Show each line that has the string "prefix" in it.

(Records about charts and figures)
START
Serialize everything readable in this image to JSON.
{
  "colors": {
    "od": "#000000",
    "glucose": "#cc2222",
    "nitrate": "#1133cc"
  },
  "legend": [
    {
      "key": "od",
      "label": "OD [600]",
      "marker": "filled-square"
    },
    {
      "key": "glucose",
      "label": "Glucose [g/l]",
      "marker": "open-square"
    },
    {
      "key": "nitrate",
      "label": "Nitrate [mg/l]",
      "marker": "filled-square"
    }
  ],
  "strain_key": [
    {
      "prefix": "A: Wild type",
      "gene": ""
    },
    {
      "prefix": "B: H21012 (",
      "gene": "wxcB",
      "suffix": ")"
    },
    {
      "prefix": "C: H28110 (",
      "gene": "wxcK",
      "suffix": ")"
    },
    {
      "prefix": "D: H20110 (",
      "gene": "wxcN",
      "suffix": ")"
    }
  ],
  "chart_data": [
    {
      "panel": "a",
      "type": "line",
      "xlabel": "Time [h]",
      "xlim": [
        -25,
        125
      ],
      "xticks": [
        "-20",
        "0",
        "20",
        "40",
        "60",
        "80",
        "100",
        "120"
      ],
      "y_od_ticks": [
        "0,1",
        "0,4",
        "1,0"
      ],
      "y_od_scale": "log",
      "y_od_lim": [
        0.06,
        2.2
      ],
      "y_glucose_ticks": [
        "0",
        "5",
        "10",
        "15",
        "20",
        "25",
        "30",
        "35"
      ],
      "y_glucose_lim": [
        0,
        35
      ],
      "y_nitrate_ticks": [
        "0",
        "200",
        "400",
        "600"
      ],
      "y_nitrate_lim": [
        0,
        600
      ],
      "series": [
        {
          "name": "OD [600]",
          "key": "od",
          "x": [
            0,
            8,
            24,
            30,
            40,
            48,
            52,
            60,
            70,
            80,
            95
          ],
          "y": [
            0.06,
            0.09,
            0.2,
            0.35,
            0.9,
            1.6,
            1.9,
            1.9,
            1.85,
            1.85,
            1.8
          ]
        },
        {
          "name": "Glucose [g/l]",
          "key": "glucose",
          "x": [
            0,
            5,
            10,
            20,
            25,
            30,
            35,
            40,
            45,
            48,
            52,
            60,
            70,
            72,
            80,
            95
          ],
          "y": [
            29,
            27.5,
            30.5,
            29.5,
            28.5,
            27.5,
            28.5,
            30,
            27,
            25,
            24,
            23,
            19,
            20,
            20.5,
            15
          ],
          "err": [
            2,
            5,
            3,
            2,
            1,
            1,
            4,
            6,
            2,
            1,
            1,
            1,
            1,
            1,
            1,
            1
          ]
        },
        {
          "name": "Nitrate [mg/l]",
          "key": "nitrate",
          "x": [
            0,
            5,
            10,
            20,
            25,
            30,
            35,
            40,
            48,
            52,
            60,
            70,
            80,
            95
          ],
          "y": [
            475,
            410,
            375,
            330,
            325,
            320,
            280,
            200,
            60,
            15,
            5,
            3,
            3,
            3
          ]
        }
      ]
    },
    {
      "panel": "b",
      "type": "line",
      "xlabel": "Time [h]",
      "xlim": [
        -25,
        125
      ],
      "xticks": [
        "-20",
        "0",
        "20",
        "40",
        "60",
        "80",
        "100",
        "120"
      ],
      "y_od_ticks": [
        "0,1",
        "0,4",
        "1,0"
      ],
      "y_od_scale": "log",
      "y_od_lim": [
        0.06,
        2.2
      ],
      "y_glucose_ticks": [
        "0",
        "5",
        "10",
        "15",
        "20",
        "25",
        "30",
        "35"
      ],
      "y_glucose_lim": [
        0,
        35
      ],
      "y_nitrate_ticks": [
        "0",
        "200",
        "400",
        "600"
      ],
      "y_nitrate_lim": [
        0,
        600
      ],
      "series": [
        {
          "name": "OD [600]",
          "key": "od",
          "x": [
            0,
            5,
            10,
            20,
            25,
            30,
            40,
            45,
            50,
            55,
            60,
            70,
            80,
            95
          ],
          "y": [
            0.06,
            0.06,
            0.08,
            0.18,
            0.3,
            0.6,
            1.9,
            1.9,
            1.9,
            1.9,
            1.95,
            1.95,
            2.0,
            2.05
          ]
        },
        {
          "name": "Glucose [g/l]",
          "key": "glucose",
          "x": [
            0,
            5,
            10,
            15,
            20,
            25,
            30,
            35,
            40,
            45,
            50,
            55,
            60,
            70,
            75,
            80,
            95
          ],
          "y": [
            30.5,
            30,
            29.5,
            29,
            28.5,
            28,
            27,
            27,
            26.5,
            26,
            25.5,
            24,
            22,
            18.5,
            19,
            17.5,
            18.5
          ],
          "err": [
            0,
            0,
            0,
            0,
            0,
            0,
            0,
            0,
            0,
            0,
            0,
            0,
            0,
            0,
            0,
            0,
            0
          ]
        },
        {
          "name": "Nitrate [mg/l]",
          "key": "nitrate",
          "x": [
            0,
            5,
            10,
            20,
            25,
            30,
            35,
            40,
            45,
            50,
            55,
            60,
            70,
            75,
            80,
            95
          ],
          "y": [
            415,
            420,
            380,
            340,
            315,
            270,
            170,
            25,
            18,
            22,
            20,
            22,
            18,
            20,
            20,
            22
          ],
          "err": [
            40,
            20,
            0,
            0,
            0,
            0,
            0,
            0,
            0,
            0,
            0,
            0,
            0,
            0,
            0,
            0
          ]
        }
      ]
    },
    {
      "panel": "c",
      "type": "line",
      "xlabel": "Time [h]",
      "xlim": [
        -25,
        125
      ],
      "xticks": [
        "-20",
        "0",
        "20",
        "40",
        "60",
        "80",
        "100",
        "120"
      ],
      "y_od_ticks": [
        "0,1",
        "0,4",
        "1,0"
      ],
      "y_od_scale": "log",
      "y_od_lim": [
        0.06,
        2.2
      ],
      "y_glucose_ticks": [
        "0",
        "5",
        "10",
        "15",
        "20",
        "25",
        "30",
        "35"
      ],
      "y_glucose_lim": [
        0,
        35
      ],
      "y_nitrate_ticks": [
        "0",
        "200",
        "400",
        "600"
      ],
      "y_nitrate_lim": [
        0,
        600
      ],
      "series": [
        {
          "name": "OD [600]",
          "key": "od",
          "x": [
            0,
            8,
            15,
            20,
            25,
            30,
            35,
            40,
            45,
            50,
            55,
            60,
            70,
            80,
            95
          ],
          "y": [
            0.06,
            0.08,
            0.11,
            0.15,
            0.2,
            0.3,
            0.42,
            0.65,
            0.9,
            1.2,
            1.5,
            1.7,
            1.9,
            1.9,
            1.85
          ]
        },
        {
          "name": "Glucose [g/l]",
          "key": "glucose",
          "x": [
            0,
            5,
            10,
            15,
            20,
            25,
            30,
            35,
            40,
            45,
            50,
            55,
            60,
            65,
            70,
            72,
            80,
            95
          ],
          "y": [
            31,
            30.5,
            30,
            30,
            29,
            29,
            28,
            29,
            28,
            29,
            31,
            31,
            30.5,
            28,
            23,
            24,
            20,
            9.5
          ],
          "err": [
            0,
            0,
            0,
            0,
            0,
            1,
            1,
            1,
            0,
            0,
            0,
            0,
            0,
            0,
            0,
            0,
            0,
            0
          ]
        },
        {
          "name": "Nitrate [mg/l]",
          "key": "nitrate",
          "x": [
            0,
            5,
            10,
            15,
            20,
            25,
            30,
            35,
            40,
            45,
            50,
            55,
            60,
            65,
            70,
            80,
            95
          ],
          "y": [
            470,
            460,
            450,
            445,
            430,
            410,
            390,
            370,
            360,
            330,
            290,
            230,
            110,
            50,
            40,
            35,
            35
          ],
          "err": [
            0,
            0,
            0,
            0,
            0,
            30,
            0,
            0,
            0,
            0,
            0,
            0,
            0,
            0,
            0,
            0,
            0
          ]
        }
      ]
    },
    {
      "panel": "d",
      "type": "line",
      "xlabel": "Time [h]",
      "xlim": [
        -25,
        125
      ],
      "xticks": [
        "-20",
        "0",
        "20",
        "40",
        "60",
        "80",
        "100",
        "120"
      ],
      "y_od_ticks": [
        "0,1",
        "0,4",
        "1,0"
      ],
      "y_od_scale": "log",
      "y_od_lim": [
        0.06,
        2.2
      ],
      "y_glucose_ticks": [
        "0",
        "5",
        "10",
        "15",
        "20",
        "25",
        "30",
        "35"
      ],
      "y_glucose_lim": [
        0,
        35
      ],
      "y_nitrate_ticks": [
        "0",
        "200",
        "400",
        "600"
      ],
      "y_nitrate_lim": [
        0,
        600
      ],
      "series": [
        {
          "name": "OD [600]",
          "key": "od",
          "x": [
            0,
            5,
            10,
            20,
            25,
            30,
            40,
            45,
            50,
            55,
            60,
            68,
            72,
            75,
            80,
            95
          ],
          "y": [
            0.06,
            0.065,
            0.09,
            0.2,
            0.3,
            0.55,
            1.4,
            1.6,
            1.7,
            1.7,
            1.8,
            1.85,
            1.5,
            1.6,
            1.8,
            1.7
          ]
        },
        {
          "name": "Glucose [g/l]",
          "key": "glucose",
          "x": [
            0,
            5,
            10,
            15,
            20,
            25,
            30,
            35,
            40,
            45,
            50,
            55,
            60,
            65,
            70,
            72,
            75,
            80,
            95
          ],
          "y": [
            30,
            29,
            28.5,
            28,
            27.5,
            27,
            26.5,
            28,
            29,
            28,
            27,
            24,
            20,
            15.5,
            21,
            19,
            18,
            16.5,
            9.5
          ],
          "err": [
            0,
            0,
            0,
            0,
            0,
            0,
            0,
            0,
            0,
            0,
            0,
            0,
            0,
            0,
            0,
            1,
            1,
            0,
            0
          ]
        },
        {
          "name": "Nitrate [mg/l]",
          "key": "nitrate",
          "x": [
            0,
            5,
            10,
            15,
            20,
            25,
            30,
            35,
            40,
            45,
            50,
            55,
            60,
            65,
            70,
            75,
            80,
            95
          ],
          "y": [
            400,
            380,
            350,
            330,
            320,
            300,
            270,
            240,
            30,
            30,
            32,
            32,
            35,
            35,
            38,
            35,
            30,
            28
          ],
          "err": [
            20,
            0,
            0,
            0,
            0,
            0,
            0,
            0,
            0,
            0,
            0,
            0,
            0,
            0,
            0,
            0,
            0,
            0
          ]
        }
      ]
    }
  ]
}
END
* [Solution for this task]
      "prefix": "A: Wild type",
      "prefix": "B: H21012 (",
      "prefix": "C: H28110 (",
      "prefix": "D: H20110 (",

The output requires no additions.